= Directions for this task =
Copy out the records below word for word, keeping every line and leaving out the pictures.

# START OF Records supplied

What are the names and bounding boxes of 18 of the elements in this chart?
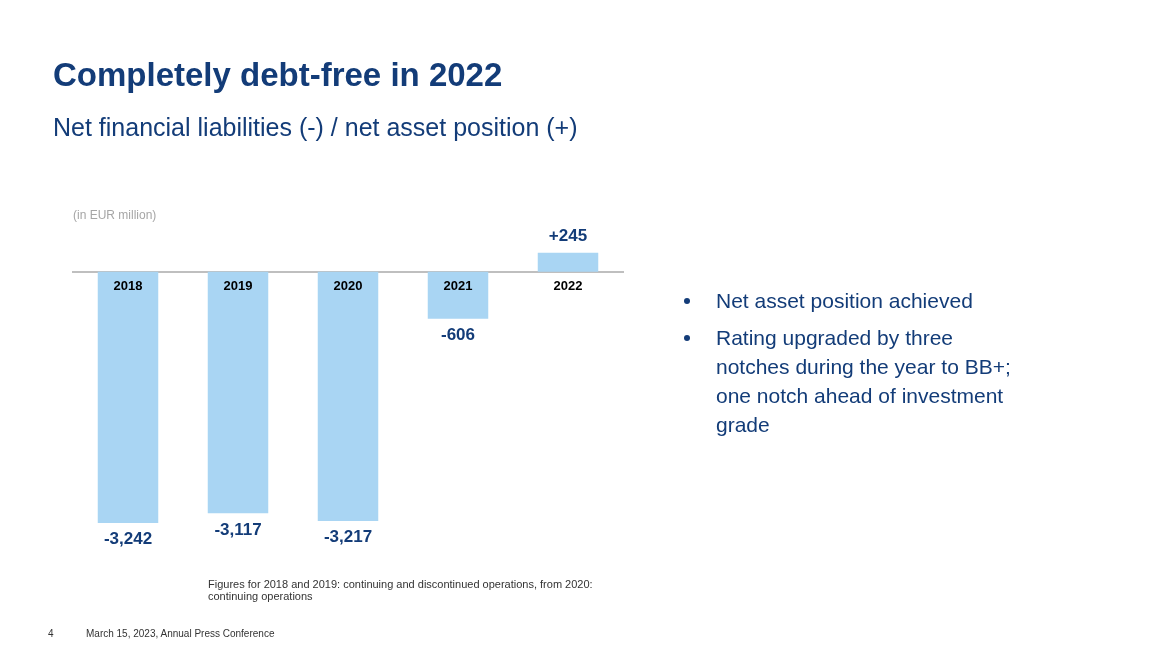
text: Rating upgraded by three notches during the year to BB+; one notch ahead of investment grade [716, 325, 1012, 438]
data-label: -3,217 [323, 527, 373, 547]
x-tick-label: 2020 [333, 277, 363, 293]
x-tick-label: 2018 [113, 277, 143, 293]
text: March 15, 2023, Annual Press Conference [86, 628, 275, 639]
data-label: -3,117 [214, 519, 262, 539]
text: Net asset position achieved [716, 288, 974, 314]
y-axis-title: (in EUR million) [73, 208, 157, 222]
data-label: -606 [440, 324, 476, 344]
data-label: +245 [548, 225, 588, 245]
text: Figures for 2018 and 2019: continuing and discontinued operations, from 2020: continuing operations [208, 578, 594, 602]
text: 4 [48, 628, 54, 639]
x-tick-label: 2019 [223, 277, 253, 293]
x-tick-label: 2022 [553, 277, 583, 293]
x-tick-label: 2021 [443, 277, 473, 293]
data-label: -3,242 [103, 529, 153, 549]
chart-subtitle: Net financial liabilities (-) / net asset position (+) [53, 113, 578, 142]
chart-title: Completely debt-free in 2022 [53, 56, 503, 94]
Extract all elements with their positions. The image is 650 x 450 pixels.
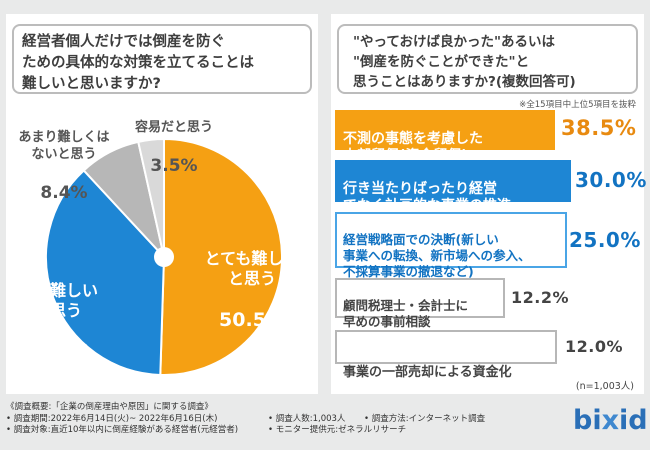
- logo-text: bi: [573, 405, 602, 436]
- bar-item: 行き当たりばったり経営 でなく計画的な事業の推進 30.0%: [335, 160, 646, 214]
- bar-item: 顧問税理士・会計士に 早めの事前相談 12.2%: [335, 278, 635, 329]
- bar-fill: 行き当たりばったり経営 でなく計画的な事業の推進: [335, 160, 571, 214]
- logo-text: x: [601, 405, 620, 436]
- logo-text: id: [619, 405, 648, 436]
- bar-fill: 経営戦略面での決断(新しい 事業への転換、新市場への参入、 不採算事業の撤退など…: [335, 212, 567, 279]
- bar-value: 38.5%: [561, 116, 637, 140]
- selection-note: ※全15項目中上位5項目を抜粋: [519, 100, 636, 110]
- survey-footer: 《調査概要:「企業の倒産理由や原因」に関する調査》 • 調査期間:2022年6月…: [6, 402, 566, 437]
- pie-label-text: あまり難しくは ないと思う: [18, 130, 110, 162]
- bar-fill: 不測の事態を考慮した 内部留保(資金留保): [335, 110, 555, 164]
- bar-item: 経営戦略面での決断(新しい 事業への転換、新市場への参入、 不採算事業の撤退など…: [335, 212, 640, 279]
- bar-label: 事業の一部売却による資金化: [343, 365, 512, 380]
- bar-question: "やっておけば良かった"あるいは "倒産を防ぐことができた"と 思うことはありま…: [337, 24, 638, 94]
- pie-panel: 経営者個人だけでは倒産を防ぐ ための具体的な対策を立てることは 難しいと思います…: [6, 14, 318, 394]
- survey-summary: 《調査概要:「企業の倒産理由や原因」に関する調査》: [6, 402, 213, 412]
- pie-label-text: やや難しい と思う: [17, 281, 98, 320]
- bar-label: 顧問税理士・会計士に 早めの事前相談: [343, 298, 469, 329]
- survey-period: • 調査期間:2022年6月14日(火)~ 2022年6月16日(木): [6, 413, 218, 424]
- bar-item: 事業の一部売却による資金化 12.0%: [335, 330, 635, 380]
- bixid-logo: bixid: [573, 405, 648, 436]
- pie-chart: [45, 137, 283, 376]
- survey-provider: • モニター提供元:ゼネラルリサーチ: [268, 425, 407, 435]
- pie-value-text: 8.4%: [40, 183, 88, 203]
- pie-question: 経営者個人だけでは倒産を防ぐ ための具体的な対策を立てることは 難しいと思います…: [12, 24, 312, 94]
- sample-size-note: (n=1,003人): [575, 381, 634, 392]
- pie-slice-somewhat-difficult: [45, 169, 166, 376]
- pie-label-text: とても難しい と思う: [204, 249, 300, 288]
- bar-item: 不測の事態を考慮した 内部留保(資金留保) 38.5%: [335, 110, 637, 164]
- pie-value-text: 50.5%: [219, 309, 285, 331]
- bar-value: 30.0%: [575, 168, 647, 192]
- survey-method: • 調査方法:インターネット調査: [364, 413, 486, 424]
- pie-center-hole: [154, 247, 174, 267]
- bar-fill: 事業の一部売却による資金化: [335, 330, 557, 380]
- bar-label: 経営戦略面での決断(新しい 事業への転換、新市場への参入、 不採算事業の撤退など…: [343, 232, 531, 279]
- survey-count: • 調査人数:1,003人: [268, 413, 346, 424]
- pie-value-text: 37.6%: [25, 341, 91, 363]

# END OF Records supplied

= Exercise result =
What are the names and bounding boxes of 18 of the elements in this chart?
text: Rating upgraded by three notches during the year to BB+; one notch ahead of investment grade [716, 325, 1012, 438]
data-label: -3,217 [323, 527, 373, 547]
x-tick-label: 2020 [333, 277, 363, 293]
x-tick-label: 2018 [113, 277, 143, 293]
text: March 15, 2023, Annual Press Conference [86, 628, 275, 639]
data-label: -3,117 [214, 519, 262, 539]
text: Net asset position achieved [716, 288, 974, 314]
y-axis-title: (in EUR million) [73, 208, 157, 222]
data-label: -606 [440, 324, 476, 344]
data-label: +245 [548, 225, 588, 245]
text: Figures for 2018 and 2019: continuing and discontinued operations, from 2020: continuing operations [208, 578, 594, 602]
text: 4 [48, 628, 54, 639]
x-tick-label: 2019 [223, 277, 253, 293]
x-tick-label: 2022 [553, 277, 583, 293]
x-tick-label: 2021 [443, 277, 473, 293]
data-label: -3,242 [103, 529, 153, 549]
chart-subtitle: Net financial liabilities (-) / net asset position (+) [53, 113, 578, 142]
chart-title: Completely debt-free in 2022 [53, 56, 503, 94]
Extract all elements with their positions. The image is 650 x 450 pixels.
- logo-text: bi: [573, 405, 602, 436]
- bar-item: 行き当たりばったり経営 でなく計画的な事業の推進 30.0%: [335, 160, 646, 214]
- bar-item: 顧問税理士・会計士に 早めの事前相談 12.2%: [335, 278, 635, 329]
- bar-fill: 行き当たりばったり経営 でなく計画的な事業の推進: [335, 160, 571, 214]
- logo-text: x: [601, 405, 620, 436]
- logo-text: id: [619, 405, 648, 436]
- bar-fill: 経営戦略面での決断(新しい 事業への転換、新市場への参入、 不採算事業の撤退など…: [335, 212, 567, 279]
- bar-value: 38.5%: [561, 116, 637, 140]
- selection-note: ※全15項目中上位5項目を抜粋: [519, 100, 636, 110]
- survey-footer: 《調査概要:「企業の倒産理由や原因」に関する調査》 • 調査期間:2022年6月…: [6, 402, 566, 437]
- pie-label-text: あまり難しくは ないと思う: [18, 130, 110, 162]
- bar-fill: 不測の事態を考慮した 内部留保(資金留保): [335, 110, 555, 164]
- bar-item: 経営戦略面での決断(新しい 事業への転換、新市場への参入、 不採算事業の撤退など…: [335, 212, 640, 279]
- bar-label: 事業の一部売却による資金化: [343, 365, 512, 380]
- bar-question: "やっておけば良かった"あるいは "倒産を防ぐことができた"と 思うことはありま…: [337, 24, 638, 94]
- pie-panel: 経営者個人だけでは倒産を防ぐ ための具体的な対策を立てることは 難しいと思います…: [6, 14, 318, 394]
- survey-summary: 《調査概要:「企業の倒産理由や原因」に関する調査》: [6, 402, 213, 412]
- pie-label-text: やや難しい と思う: [17, 281, 98, 320]
- bar-label: 顧問税理士・会計士に 早めの事前相談: [343, 298, 469, 329]
- survey-period: • 調査期間:2022年6月14日(火)~ 2022年6月16日(木): [6, 413, 218, 424]
- bar-item: 事業の一部売却による資金化 12.0%: [335, 330, 635, 380]
- bixid-logo: bixid: [573, 405, 648, 436]
- pie-chart: [45, 137, 283, 376]
- survey-provider: • モニター提供元:ゼネラルリサーチ: [268, 425, 407, 435]
- pie-value-text: 8.4%: [40, 183, 88, 203]
- pie-question: 経営者個人だけでは倒産を防ぐ ための具体的な対策を立てることは 難しいと思います…: [12, 24, 312, 94]
- sample-size-note: (n=1,003人): [575, 381, 634, 392]
- pie-slice-somewhat-difficult: [45, 169, 166, 376]
- pie-label-text: とても難しい と思う: [204, 249, 300, 288]
- bar-item: 不測の事態を考慮した 内部留保(資金留保) 38.5%: [335, 110, 637, 164]
- pie-value-text: 50.5%: [219, 309, 285, 331]
- bar-value: 30.0%: [575, 168, 647, 192]
- survey-method: • 調査方法:インターネット調査: [364, 413, 486, 424]
- pie-center-hole: [154, 247, 174, 267]
- bar-fill: 事業の一部売却による資金化: [335, 330, 557, 380]
- bar-label: 経営戦略面での決断(新しい 事業への転換、新市場への参入、 不採算事業の撤退など…: [343, 232, 531, 279]
- survey-count: • 調査人数:1,003人: [268, 413, 346, 424]
- pie-value-text: 37.6%: [25, 341, 91, 363]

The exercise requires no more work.